Identify all lines below that hold "Еврейской" and collect them.

[START OF Supplied entries]

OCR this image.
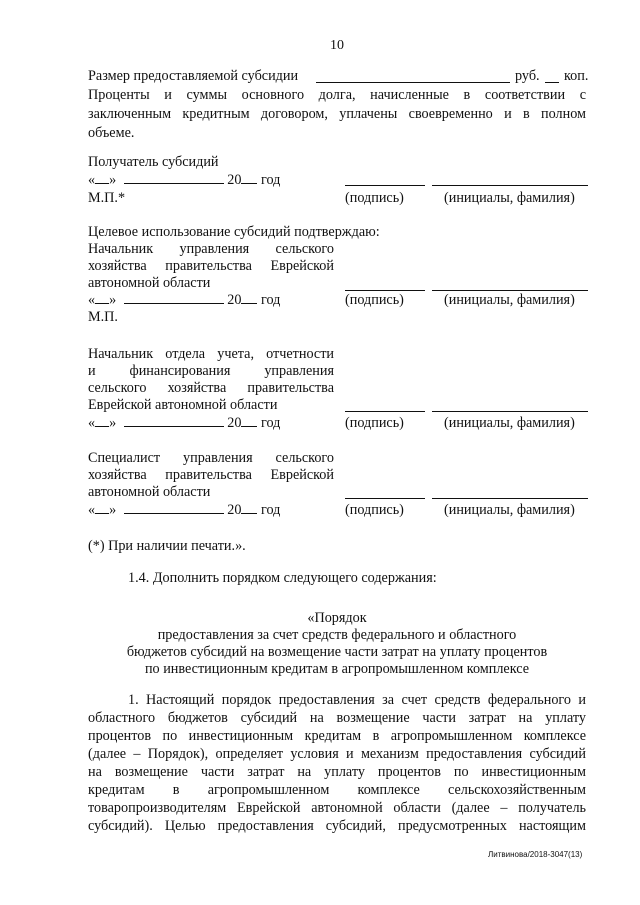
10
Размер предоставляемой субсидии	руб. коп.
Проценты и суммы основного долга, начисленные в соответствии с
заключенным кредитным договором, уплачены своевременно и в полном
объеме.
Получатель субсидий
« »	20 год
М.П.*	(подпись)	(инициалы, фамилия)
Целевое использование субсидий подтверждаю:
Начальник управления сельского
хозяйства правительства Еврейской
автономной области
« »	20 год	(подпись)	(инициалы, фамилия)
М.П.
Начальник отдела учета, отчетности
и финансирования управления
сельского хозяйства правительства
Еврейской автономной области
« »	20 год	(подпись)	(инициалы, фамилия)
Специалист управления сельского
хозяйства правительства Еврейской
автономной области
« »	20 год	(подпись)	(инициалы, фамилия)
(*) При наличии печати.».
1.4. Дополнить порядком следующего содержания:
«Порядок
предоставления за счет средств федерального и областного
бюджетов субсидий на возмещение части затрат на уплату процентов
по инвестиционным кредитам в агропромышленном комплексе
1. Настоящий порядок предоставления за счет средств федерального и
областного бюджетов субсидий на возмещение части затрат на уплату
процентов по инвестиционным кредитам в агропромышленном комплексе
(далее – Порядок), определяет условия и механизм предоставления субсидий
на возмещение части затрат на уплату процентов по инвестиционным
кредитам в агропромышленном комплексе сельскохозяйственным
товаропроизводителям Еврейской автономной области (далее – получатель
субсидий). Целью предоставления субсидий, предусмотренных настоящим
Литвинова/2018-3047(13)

[END OF Supplied entries]

Written solution:
хозяйства правительства Еврейской
Еврейской автономной области
хозяйства правительства Еврейской
товаропроизводителям Еврейской автономной области (далее – получатель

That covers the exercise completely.